• **The problem**
Filter the listing below, copying every line in which the word "false" appears.

• **Record list**

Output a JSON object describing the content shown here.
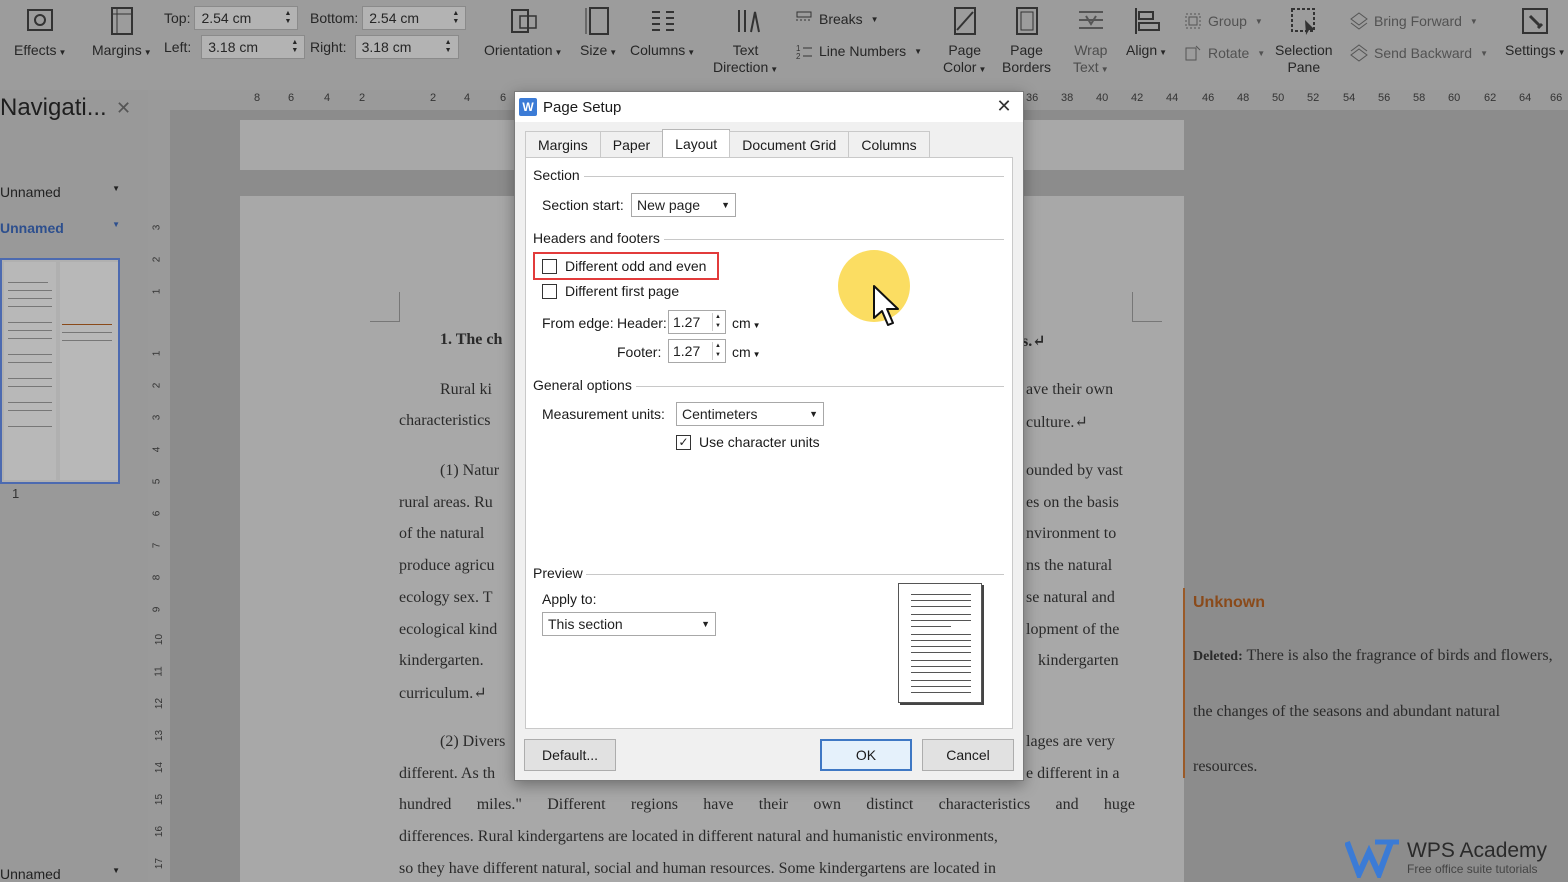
{
  "ribbon": {
    "effects": "Effects",
    "margins": "Margins",
    "top_label": "Top:",
    "top_value": "2.54 cm",
    "bottom_label": "Bottom:",
    "bottom_value": "2.54 cm",
    "left_label": "Left:",
    "left_value": "3.18 cm",
    "right_label": "Right:",
    "right_value": "3.18 cm",
    "orientation": "Orientation",
    "size": "Size",
    "columns": "Columns",
    "text_direction_1": "Text",
    "text_direction_2": "Direction",
    "breaks": "Breaks",
    "line_numbers": "Line Numbers",
    "page_color_1": "Page",
    "page_color_2": "Color",
    "page_borders_1": "Page",
    "page_borders_2": "Borders",
    "wrap_text_1": "Wrap",
    "wrap_text_2": "Text",
    "align": "Align",
    "group": "Group",
    "rotate": "Rotate",
    "selection_pane_1": "Selection",
    "selection_pane_2": "Pane",
    "bring_forward": "Bring Forward",
    "send_backward": "Send Backward",
    "settings": "Settings"
  },
  "ruler": {
    "left_ticks": [
      "8",
      "6",
      "4",
      "2",
      "2",
      "4",
      "6"
    ],
    "right_ticks": [
      "36",
      "38",
      "40",
      "42",
      "44",
      "46",
      "48",
      "50",
      "52",
      "54",
      "56",
      "58",
      "60",
      "62",
      "64",
      "66"
    ]
  },
  "vruler": {
    "ticks": [
      "3",
      "2",
      "1",
      "1",
      "2",
      "3",
      "4",
      "5",
      "6",
      "7",
      "8",
      "9",
      "10",
      "11",
      "12",
      "13",
      "14",
      "15",
      "16",
      "17"
    ]
  },
  "nav": {
    "title": "Navigati...",
    "items": [
      "Unnamed",
      "Unnamed"
    ],
    "bottom_item": "Unnamed",
    "page_number": "1"
  },
  "document": {
    "heading_left": "1. The ch",
    "heading_right": "s.↵",
    "lines_left": [
      "Rural ki",
      "characteristics",
      "(1) Natur",
      "rural areas. Ru",
      "of the natural",
      "produce agricu",
      "ecology sex. T",
      "ecological kind",
      "kindergarten.",
      "curriculum.↵",
      "(2) Divers",
      "different. As th"
    ],
    "lines_right": [
      "ave their own",
      "culture.↵",
      "ounded by vast",
      "es on the basis",
      "nvironment to",
      "ns the natural",
      "se natural and",
      "lopment of the",
      "kindergarten",
      "lages are very",
      "e different in a"
    ],
    "full_lines": [
      "hundred miles.\" Different regions have their own distinct characteristics and huge",
      "differences. Rural kindergartens are located in different natural and humanistic environments,",
      "so they have different natural, social and human resources. Some kindergartens are located in"
    ]
  },
  "comment": {
    "author": "Unknown",
    "deleted_label": "Deleted:",
    "text": "There is also the fragrance of birds and flowers, the changes of the seasons and abundant natural resources."
  },
  "watermark": {
    "brand": "WPS Academy",
    "tagline": "Free office suite tutorials"
  },
  "dialog": {
    "title": "Page Setup",
    "app_icon": "W",
    "tabs": [
      "Margins",
      "Paper",
      "Layout",
      "Document Grid",
      "Columns"
    ],
    "active_tab": "Layout",
    "section": {
      "label": "Section",
      "start_label": "Section start:",
      "start_value": "New page"
    },
    "headers_footers": {
      "label": "Headers and footers",
      "odd_even": "Different odd and even",
      "odd_even_checked": false,
      "first_page": "Different first page",
      "first_page_checked": false,
      "from_edge_label": "From edge:",
      "header_label": "Header:",
      "header_value": "1.27",
      "footer_label": "Footer:",
      "footer_value": "1.27",
      "unit": "cm"
    },
    "general": {
      "label": "General options",
      "units_label": "Measurement units:",
      "units_value": "Centimeters",
      "char_units": "Use character units",
      "char_units_checked": true
    },
    "preview": {
      "label": "Preview",
      "apply_label": "Apply to:",
      "apply_value": "This section"
    },
    "buttons": {
      "default": "Default...",
      "ok": "OK",
      "cancel": "Cancel"
    }
  },
  "colors": {
    "highlight": "#e23b3b",
    "primary_button": "#3f78c4",
    "cursor_glow": "#fad746",
    "comment_author": "#8a4a1a"
  }
}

• **Output of the task**
      "odd_even_checked": false,
      "first_page_checked": false,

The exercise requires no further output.